* _What is asked_
Restate the data exactly as given and keep the pictures out.

---

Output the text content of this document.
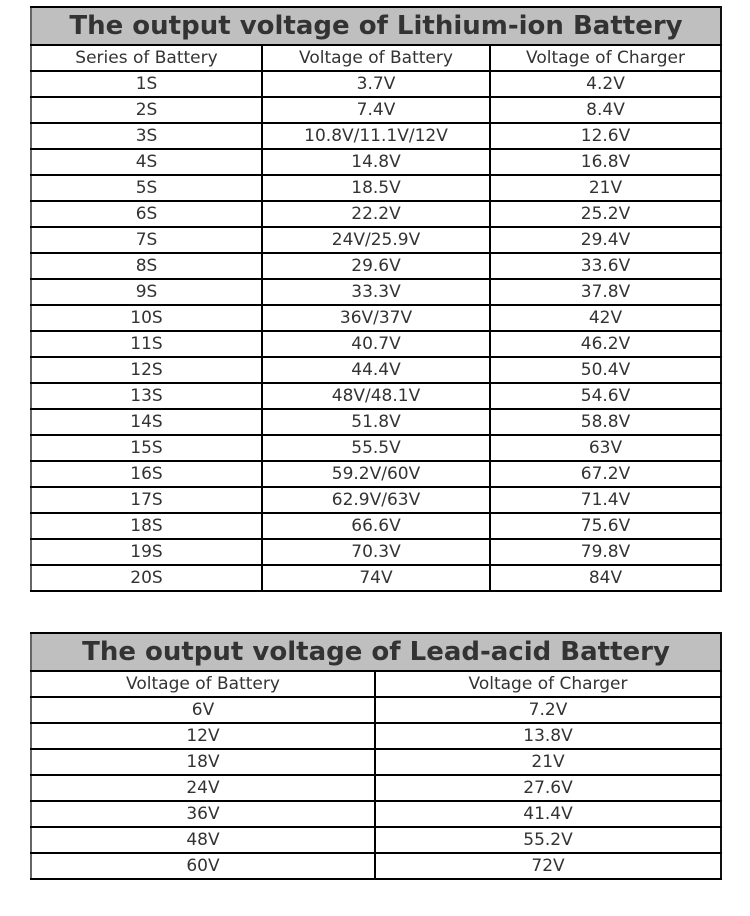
The output voltage of Lithium-ion Battery		
Series of Battery	Voltage of Battery	Voltage of Charger
1S	3.7V	4.2V
2S	7.4V	8.4V
3S	10.8V/11.1V/12V	12.6V
4S	14.8V	16.8V
5S	18.5V	21V
6S	22.2V	25.2V
7S	24V/25.9V	29.4V
8S	29.6V	33.6V
9S	33.3V	37.8V
10S	36V/37V	42V
11S	40.7V	46.2V
12S	44.4V	50.4V
13S	48V/48.1V	54.6V
14S	51.8V	58.8V
15S	55.5V	63V
16S	59.2V/60V	67.2V
17S	62.9V/63V	71.4V
18S	66.6V	75.6V
19S	70.3V	79.8V
20S	74V	84V
The output voltage of Lead-acid Battery	
Voltage of Battery	Voltage of Charger
6V	7.2V
12V	13.8V
18V	21V
24V	27.6V
36V	41.4V
48V	55.2V
60V	72V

---

* _Solution to this problem_
Output the text content of this document.
The output voltage of Lithium-ion Battery		
Series of Battery	Voltage of Battery	Voltage of Charger
1S	3.7V	4.2V
2S	7.4V	8.4V
3S	10.8V/11.1V/12V	12.6V
4S	14.8V	16.8V
5S	18.5V	21V
6S	22.2V	25.2V
7S	24V/25.9V	29.4V
8S	29.6V	33.6V
9S	33.3V	37.8V
10S	36V/37V	42V
11S	40.7V	46.2V
12S	44.4V	50.4V
13S	48V/48.1V	54.6V
14S	51.8V	58.8V
15S	55.5V	63V
16S	59.2V/60V	67.2V
17S	62.9V/63V	71.4V
18S	66.6V	75.6V
19S	70.3V	79.8V
20S	74V	84V
The output voltage of Lead-acid Battery	
Voltage of Battery	Voltage of Charger
6V	7.2V
12V	13.8V
18V	21V
24V	27.6V
36V	41.4V
48V	55.2V
60V	72V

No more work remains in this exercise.